## RECORDS TO PROCESS
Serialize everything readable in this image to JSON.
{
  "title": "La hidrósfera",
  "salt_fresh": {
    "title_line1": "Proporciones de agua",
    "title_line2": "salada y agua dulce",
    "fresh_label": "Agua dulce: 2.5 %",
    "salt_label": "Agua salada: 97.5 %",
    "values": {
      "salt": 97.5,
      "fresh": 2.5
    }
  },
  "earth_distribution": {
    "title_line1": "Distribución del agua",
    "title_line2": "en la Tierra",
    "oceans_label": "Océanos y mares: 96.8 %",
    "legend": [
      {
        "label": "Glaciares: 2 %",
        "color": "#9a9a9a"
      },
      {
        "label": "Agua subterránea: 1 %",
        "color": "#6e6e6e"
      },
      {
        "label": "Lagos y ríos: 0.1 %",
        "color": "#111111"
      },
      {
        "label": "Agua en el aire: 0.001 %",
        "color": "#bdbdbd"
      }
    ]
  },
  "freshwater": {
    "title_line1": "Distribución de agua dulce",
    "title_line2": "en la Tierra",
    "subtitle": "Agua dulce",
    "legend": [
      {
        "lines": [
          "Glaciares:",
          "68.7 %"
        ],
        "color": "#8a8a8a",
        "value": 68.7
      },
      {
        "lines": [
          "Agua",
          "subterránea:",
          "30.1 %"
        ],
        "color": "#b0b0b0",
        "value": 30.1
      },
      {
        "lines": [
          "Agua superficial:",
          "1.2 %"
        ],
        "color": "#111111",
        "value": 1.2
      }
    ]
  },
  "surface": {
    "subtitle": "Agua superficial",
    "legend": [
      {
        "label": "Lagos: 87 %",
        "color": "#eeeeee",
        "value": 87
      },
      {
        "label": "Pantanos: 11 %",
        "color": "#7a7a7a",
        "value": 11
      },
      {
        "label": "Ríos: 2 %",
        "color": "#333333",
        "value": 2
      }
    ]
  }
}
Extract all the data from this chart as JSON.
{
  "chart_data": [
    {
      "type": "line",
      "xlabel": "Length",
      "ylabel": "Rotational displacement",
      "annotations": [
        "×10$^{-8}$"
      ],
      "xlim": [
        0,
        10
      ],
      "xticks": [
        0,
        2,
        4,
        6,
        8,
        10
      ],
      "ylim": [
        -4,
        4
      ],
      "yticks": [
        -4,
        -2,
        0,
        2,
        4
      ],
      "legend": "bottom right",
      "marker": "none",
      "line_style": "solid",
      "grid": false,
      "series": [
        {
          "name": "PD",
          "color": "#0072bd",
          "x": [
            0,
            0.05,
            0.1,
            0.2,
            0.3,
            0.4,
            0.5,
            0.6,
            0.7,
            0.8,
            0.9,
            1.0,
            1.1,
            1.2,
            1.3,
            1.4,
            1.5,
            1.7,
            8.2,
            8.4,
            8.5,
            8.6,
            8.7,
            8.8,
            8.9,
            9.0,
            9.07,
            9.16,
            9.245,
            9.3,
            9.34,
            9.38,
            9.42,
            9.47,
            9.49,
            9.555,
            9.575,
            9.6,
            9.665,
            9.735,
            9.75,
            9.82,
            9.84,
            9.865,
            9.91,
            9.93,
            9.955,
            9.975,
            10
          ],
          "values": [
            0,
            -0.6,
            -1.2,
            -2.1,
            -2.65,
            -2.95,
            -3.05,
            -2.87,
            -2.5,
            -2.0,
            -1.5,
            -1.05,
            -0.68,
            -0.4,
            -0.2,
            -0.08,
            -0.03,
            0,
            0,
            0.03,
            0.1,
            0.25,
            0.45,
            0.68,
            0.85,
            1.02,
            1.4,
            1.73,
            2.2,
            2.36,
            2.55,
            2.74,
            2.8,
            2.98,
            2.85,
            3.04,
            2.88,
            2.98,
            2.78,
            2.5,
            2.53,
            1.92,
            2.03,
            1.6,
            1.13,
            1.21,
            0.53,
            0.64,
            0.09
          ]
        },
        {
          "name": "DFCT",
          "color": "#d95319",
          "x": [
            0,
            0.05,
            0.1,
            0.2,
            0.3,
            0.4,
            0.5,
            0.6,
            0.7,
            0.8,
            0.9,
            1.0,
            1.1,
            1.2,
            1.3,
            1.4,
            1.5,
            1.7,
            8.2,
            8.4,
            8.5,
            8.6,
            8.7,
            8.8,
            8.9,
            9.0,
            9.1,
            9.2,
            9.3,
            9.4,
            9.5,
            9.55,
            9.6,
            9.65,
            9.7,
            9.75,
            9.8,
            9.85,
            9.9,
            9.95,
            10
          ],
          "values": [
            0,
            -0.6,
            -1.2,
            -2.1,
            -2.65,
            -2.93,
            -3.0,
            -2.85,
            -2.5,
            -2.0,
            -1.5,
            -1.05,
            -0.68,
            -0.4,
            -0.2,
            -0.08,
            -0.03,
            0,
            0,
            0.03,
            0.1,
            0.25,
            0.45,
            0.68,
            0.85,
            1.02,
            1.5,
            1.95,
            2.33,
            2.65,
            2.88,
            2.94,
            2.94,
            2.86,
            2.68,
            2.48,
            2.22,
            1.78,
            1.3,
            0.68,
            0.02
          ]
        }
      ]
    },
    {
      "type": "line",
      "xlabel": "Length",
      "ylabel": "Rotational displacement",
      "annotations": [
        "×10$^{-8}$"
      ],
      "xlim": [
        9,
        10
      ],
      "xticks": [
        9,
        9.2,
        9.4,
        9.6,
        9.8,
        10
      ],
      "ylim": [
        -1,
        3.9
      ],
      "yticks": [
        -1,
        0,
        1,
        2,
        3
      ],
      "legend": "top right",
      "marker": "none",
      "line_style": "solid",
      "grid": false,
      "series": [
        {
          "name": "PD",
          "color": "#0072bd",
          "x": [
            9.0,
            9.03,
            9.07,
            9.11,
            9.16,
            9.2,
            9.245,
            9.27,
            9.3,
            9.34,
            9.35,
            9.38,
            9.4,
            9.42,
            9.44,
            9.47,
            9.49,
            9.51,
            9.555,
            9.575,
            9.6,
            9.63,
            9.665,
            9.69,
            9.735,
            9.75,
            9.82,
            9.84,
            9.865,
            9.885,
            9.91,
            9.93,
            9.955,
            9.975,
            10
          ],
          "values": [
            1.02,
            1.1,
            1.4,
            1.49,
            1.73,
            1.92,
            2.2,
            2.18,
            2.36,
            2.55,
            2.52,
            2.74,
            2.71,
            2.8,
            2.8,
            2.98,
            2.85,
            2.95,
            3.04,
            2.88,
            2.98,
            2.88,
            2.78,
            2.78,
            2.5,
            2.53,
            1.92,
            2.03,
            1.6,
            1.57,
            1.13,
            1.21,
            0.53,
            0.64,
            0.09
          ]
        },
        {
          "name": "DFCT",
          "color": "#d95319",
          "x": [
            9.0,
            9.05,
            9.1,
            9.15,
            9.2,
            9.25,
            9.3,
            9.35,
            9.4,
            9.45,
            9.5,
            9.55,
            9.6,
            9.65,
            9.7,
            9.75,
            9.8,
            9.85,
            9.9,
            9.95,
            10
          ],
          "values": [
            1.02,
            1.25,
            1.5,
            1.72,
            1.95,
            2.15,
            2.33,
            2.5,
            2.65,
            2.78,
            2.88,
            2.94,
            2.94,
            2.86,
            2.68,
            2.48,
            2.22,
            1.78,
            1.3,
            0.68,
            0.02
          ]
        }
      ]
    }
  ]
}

## SET PROBLEM
Wherever "Distribución" shows up in a line, copy that line.

## RESPONSE
    "title_line1": "Distribución del agua",
    "title_line1": "Distribución de agua dulce",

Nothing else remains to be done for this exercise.